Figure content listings
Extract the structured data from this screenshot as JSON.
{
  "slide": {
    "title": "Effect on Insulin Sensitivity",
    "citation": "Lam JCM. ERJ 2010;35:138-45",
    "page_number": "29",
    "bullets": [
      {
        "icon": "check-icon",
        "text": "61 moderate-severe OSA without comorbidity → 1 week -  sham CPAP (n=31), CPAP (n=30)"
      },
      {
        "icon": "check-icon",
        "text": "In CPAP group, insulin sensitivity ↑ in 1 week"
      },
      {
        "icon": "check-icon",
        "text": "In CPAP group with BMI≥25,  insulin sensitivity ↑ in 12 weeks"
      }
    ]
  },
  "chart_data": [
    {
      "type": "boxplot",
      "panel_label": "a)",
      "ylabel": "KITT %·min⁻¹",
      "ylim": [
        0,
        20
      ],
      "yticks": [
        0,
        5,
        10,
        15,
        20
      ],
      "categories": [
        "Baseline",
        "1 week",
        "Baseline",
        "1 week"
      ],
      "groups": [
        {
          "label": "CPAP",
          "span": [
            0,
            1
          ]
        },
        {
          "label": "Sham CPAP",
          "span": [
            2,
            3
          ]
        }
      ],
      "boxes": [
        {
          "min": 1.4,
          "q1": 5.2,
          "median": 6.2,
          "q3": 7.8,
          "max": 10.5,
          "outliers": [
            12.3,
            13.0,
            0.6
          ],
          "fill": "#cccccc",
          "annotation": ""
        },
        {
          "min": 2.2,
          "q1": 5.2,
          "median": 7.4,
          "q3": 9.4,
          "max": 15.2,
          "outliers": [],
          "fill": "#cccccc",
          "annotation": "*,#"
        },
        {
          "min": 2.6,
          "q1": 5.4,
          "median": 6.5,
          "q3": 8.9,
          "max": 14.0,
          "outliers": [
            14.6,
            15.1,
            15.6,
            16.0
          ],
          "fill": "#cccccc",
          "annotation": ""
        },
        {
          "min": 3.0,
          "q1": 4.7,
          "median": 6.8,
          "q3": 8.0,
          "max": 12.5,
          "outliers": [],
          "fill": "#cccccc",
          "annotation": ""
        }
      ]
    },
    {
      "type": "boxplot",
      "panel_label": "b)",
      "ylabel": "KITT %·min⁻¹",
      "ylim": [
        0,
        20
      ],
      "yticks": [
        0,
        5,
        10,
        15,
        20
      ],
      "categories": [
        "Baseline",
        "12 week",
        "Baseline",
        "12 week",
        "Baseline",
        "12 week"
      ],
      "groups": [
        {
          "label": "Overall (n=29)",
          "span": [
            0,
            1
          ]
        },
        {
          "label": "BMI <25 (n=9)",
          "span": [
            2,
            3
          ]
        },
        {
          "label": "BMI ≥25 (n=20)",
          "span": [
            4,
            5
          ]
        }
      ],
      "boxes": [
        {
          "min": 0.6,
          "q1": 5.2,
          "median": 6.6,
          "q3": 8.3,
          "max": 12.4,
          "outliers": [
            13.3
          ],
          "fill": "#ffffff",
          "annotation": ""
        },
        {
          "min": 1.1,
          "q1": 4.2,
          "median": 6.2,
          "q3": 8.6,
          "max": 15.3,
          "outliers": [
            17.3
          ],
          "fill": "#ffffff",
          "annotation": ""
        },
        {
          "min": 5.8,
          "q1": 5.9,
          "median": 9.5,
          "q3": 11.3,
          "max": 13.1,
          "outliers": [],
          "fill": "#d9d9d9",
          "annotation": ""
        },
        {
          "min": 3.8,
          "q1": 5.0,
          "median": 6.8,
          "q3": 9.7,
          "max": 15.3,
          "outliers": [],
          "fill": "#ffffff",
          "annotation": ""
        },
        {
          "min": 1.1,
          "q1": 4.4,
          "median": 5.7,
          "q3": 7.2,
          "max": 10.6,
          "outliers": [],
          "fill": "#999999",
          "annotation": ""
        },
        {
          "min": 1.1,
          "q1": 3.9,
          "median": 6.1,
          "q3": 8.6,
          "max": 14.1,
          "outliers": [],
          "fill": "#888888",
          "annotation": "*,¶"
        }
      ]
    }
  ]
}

_AIM:_ Send back each record exactly as it stands.

_SOLUTION:_
Extract the structured data from this screenshot as JSON.
{
  "slide": {
    "title": "Effect on Insulin Sensitivity",
    "citation": "Lam JCM. ERJ 2010;35:138-45",
    "page_number": "29",
    "bullets": [
      {
        "icon": "check-icon",
        "text": "61 moderate-severe OSA without comorbidity → 1 week -  sham CPAP (n=31), CPAP (n=30)"
      },
      {
        "icon": "check-icon",
        "text": "In CPAP group, insulin sensitivity ↑ in 1 week"
      },
      {
        "icon": "check-icon",
        "text": "In CPAP group with BMI≥25,  insulin sensitivity ↑ in 12 weeks"
      }
    ]
  },
  "chart_data": [
    {
      "type": "boxplot",
      "panel_label": "a)",
      "ylabel": "KITT %·min⁻¹",
      "ylim": [
        0,
        20
      ],
      "yticks": [
        0,
        5,
        10,
        15,
        20
      ],
      "categories": [
        "Baseline",
        "1 week",
        "Baseline",
        "1 week"
      ],
      "groups": [
        {
          "label": "CPAP",
          "span": [
            0,
            1
          ]
        },
        {
          "label": "Sham CPAP",
          "span": [
            2,
            3
          ]
        }
      ],
      "boxes": [
        {
          "min": 1.4,
          "q1": 5.2,
          "median": 6.2,
          "q3": 7.8,
          "max": 10.5,
          "outliers": [
            12.3,
            13.0,
            0.6
          ],
          "fill": "#cccccc",
          "annotation": ""
        },
        {
          "min": 2.2,
          "q1": 5.2,
          "median": 7.4,
          "q3": 9.4,
          "max": 15.2,
          "outliers": [],
          "fill": "#cccccc",
          "annotation": "*,#"
        },
        {
          "min": 2.6,
          "q1": 5.4,
          "median": 6.5,
          "q3": 8.9,
          "max": 14.0,
          "outliers": [
            14.6,
            15.1,
            15.6,
            16.0
          ],
          "fill": "#cccccc",
          "annotation": ""
        },
        {
          "min": 3.0,
          "q1": 4.7,
          "median": 6.8,
          "q3": 8.0,
          "max": 12.5,
          "outliers": [],
          "fill": "#cccccc",
          "annotation": ""
        }
      ]
    },
    {
      "type": "boxplot",
      "panel_label": "b)",
      "ylabel": "KITT %·min⁻¹",
      "ylim": [
        0,
        20
      ],
      "yticks": [
        0,
        5,
        10,
        15,
        20
      ],
      "categories": [
        "Baseline",
        "12 week",
        "Baseline",
        "12 week",
        "Baseline",
        "12 week"
      ],
      "groups": [
        {
          "label": "Overall (n=29)",
          "span": [
            0,
            1
          ]
        },
        {
          "label": "BMI <25 (n=9)",
          "span": [
            2,
            3
          ]
        },
        {
          "label": "BMI ≥25 (n=20)",
          "span": [
            4,
            5
          ]
        }
      ],
      "boxes": [
        {
          "min": 0.6,
          "q1": 5.2,
          "median": 6.6,
          "q3": 8.3,
          "max": 12.4,
          "outliers": [
            13.3
          ],
          "fill": "#ffffff",
          "annotation": ""
        },
        {
          "min": 1.1,
          "q1": 4.2,
          "median": 6.2,
          "q3": 8.6,
          "max": 15.3,
          "outliers": [
            17.3
          ],
          "fill": "#ffffff",
          "annotation": ""
        },
        {
          "min": 5.8,
          "q1": 5.9,
          "median": 9.5,
          "q3": 11.3,
          "max": 13.1,
          "outliers": [],
          "fill": "#d9d9d9",
          "annotation": ""
        },
        {
          "min": 3.8,
          "q1": 5.0,
          "median": 6.8,
          "q3": 9.7,
          "max": 15.3,
          "outliers": [],
          "fill": "#ffffff",
          "annotation": ""
        },
        {
          "min": 1.1,
          "q1": 4.4,
          "median": 5.7,
          "q3": 7.2,
          "max": 10.6,
          "outliers": [],
          "fill": "#999999",
          "annotation": ""
        },
        {
          "min": 1.1,
          "q1": 3.9,
          "median": 6.1,
          "q3": 8.6,
          "max": 14.1,
          "outliers": [],
          "fill": "#888888",
          "annotation": "*,¶"
        }
      ]
    }
  ]
}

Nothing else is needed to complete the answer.